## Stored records

++++++++++++++++++++

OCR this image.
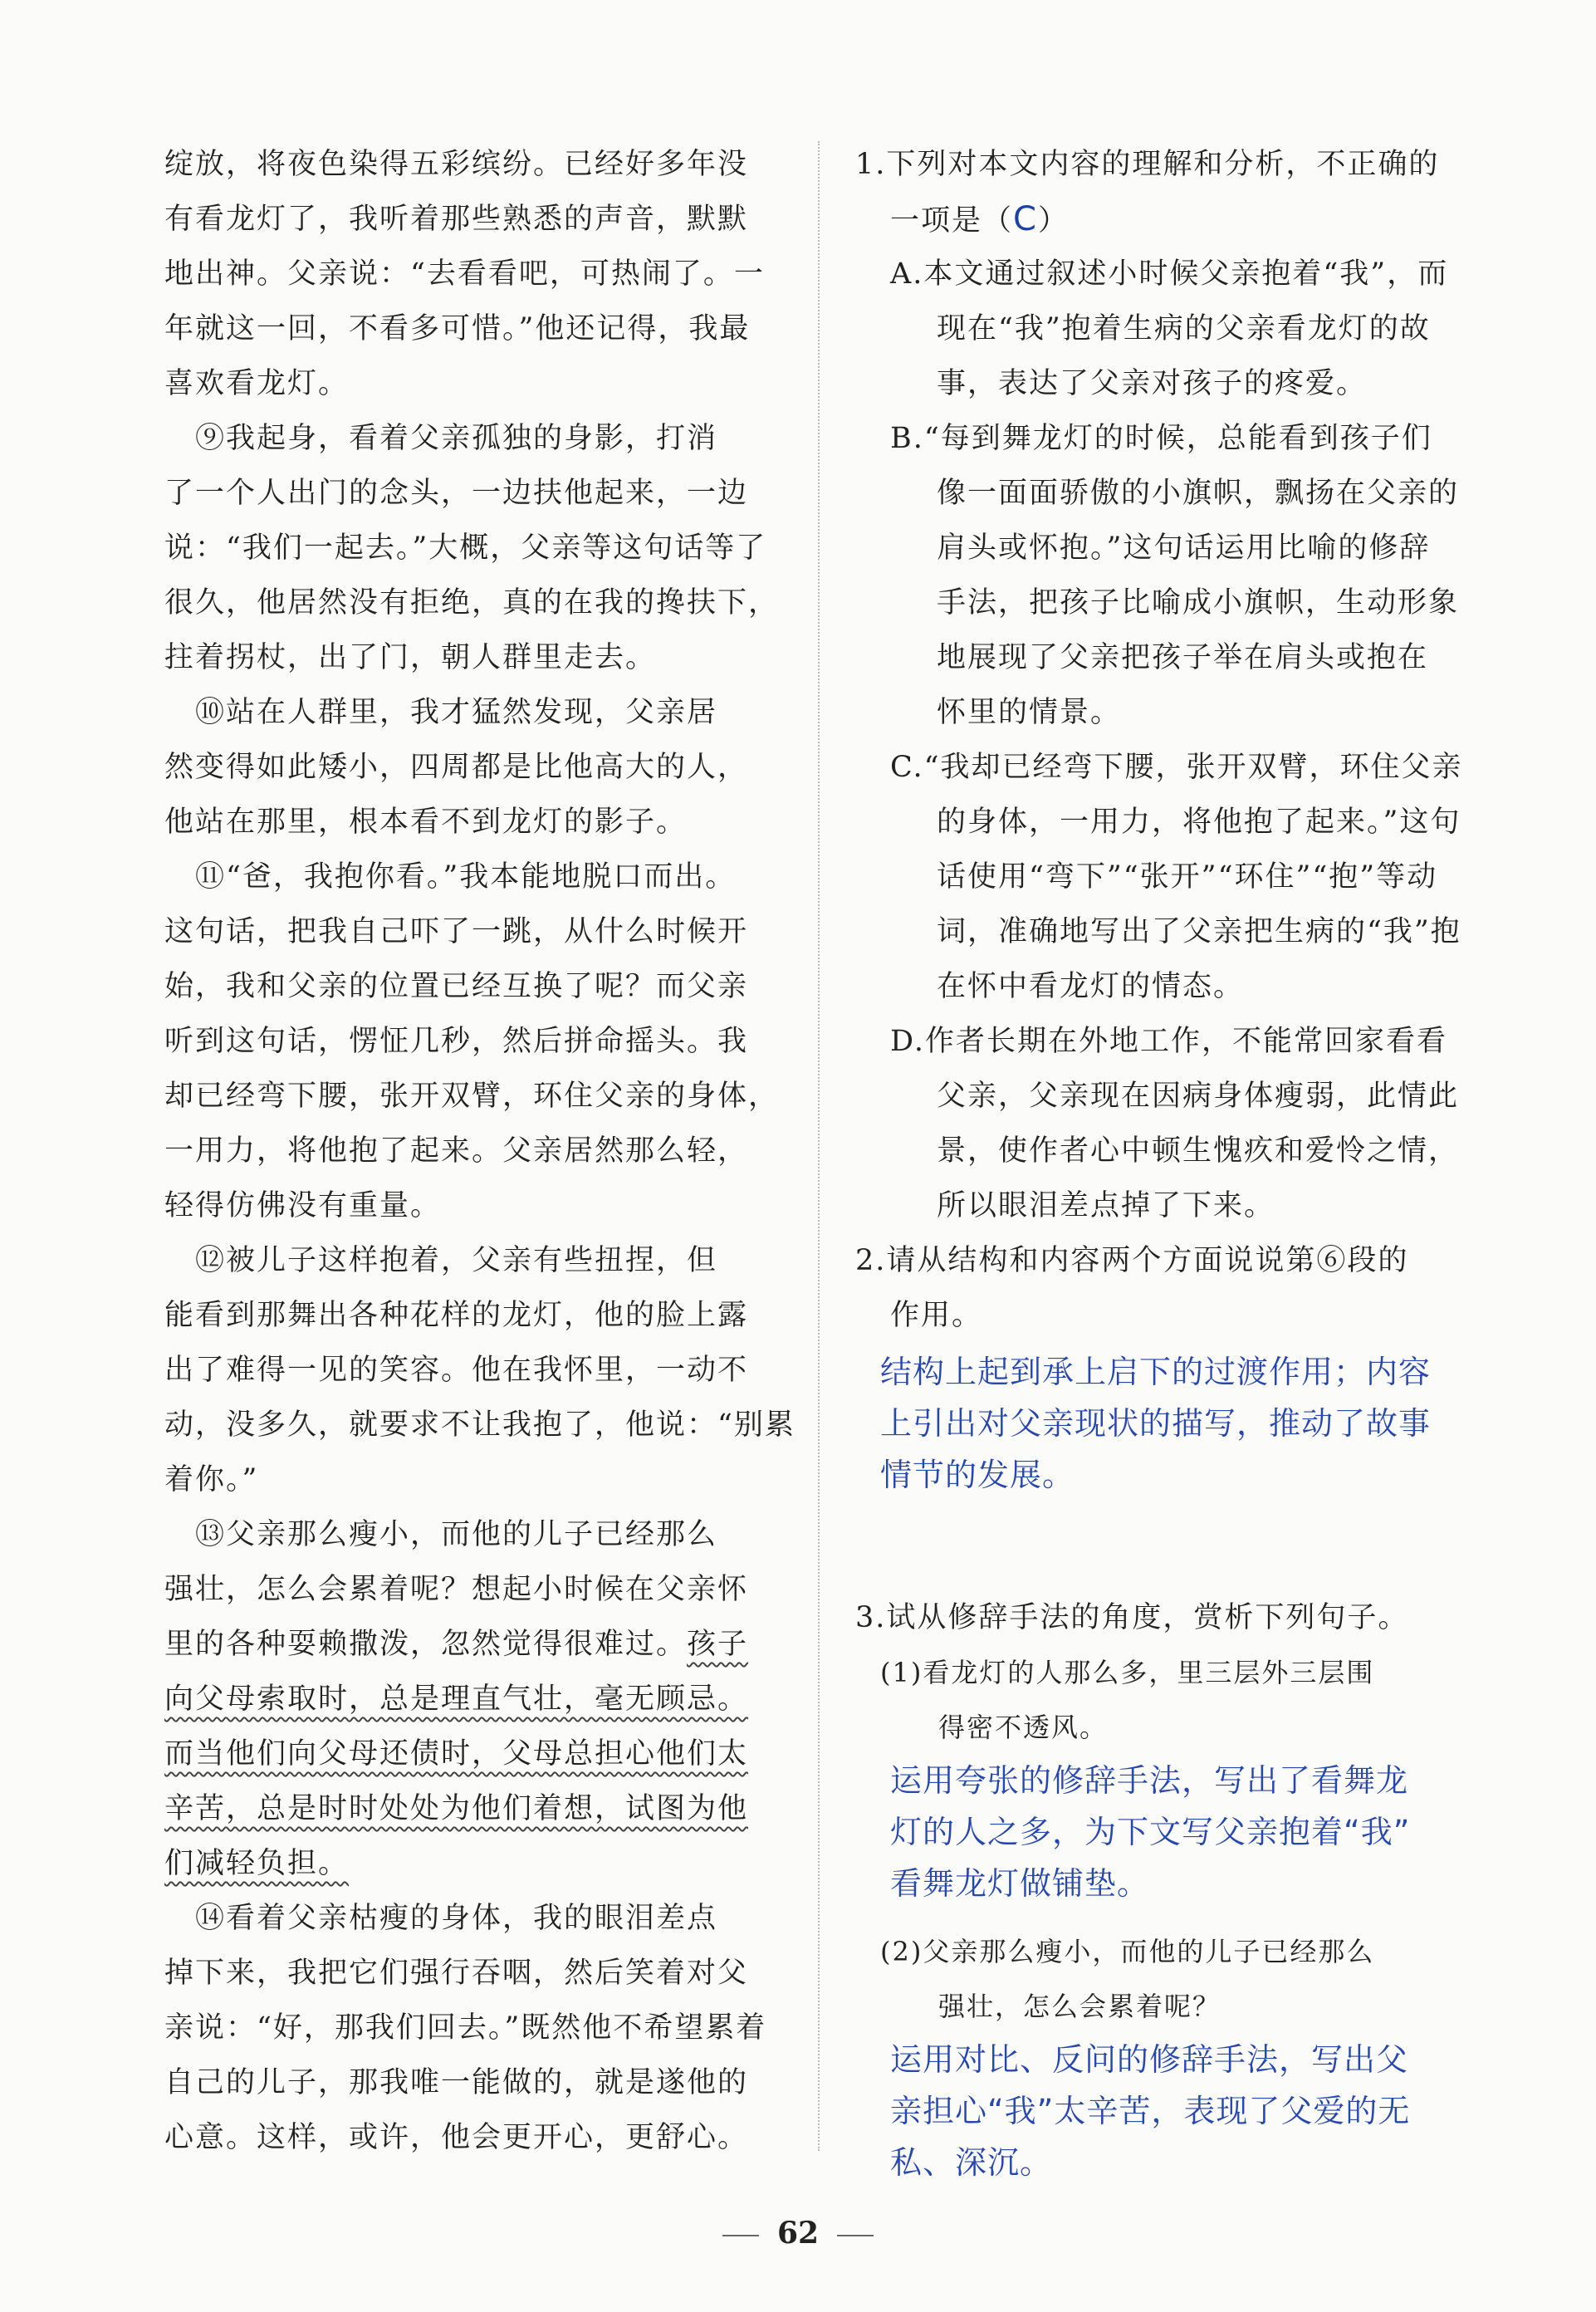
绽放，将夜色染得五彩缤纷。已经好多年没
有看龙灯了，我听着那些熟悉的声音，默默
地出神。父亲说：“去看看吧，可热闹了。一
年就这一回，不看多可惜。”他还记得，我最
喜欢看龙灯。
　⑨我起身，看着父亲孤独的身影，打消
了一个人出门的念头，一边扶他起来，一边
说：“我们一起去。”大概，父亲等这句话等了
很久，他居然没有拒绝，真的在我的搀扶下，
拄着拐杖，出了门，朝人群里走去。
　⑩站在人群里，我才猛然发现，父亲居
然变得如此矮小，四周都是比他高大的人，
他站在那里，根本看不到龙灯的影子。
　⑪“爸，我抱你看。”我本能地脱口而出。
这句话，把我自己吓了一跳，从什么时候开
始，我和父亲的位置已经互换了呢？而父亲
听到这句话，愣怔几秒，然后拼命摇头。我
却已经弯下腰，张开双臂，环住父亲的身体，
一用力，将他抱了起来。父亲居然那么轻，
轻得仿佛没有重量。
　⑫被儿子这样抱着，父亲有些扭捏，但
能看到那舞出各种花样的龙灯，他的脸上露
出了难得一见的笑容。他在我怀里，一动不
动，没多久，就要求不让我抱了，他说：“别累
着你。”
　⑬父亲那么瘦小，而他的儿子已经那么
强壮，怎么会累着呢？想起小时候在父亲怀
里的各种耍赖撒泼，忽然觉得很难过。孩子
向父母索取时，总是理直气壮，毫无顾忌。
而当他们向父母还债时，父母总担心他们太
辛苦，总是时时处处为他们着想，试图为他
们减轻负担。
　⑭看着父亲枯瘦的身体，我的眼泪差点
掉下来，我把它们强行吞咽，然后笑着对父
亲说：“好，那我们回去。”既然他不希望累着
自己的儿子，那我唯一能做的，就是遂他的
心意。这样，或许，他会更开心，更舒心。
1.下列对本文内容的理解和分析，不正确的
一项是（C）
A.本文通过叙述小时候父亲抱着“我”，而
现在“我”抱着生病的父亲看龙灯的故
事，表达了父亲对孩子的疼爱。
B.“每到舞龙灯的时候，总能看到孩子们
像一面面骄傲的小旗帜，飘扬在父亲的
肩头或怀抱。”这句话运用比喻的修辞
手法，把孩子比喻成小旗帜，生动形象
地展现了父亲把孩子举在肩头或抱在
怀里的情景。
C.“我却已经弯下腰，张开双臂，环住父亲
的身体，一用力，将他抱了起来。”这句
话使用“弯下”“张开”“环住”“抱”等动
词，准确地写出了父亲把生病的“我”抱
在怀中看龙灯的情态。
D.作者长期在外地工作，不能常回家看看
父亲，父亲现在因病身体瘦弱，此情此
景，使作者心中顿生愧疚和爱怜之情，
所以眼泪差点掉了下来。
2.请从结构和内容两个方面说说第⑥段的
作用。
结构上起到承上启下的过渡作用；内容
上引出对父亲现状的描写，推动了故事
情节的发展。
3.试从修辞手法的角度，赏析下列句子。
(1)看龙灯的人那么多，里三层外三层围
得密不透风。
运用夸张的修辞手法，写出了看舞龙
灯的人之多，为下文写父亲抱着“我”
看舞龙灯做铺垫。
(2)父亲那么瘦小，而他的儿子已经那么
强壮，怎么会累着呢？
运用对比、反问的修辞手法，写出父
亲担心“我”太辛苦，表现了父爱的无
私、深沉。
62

++++++++++++++++++++

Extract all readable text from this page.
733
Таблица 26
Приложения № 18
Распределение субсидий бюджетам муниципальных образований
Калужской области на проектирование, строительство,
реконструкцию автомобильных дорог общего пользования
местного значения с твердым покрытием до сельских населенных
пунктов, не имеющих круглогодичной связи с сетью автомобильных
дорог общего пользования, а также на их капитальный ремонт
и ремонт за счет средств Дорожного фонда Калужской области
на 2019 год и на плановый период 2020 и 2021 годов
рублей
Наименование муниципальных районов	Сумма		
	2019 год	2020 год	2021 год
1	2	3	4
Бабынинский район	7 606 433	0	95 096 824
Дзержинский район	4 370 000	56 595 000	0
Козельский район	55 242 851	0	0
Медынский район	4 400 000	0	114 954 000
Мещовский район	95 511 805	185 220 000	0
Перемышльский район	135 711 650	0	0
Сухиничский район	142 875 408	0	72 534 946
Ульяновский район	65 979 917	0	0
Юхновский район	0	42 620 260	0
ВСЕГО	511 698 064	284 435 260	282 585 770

++++++++++++++++++++

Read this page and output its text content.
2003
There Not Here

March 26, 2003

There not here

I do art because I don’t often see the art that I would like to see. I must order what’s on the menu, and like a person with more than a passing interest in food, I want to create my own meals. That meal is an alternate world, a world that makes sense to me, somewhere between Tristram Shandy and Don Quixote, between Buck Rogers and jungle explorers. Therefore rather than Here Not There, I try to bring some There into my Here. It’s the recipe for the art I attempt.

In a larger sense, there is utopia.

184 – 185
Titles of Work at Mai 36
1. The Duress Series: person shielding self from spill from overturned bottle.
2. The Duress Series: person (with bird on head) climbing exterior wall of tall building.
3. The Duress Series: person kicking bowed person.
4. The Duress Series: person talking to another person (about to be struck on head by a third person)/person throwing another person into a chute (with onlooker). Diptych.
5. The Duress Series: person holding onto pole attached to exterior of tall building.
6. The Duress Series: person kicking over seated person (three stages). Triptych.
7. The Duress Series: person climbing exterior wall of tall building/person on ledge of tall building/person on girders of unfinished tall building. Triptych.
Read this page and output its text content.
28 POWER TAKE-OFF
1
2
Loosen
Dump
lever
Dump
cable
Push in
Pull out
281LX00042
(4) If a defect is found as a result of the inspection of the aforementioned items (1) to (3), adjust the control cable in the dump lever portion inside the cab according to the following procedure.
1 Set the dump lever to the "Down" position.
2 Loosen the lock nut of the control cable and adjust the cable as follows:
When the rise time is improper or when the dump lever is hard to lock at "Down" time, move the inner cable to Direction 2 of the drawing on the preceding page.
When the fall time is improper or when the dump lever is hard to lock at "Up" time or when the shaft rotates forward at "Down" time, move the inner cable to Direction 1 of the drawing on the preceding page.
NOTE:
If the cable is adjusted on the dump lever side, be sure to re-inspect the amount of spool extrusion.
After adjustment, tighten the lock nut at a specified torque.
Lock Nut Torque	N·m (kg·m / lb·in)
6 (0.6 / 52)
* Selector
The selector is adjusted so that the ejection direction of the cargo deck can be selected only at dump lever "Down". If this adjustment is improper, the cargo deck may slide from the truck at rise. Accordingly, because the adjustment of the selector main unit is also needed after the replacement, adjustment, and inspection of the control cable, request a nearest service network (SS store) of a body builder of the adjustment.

++++++++++++++++++++

## Work required
In the records above, find each line that holds the word "дорог"; copy all such lines.

## Exercise answer
реконструкцию автомобильных дорог общего пользования
дорог общего пользования, а также на их капитальный ремонт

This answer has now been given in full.